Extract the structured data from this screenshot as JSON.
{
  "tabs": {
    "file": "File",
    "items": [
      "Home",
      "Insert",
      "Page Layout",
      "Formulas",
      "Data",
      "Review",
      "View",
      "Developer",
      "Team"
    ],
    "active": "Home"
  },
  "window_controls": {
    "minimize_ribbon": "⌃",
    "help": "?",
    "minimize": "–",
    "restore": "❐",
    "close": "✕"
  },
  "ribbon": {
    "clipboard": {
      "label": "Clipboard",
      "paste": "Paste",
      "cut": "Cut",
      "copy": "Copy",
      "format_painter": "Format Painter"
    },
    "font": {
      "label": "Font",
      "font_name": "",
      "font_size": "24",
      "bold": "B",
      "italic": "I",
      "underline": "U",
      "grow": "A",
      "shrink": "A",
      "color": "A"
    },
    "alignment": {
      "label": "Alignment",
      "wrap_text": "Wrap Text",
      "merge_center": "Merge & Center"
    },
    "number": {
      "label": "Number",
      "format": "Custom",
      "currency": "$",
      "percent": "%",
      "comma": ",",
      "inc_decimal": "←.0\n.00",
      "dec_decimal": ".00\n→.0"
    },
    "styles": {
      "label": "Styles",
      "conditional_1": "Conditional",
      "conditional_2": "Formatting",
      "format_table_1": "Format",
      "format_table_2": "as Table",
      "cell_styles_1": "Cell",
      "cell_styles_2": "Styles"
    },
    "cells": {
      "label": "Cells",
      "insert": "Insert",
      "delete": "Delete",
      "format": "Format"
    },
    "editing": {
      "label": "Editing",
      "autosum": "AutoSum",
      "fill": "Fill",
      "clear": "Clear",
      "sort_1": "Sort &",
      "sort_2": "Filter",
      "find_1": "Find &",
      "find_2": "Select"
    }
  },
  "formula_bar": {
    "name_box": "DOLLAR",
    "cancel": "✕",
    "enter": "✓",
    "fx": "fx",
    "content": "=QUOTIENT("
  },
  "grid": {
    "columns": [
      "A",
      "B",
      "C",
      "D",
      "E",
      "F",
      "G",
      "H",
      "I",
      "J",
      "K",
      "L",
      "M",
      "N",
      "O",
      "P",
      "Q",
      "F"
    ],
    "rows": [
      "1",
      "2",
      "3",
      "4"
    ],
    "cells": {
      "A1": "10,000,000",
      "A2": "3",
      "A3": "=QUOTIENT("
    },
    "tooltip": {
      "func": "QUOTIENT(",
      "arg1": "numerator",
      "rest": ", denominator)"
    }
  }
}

Task
Your answer should be a single number: how many lines in the data above include "label"?

Response to this task
7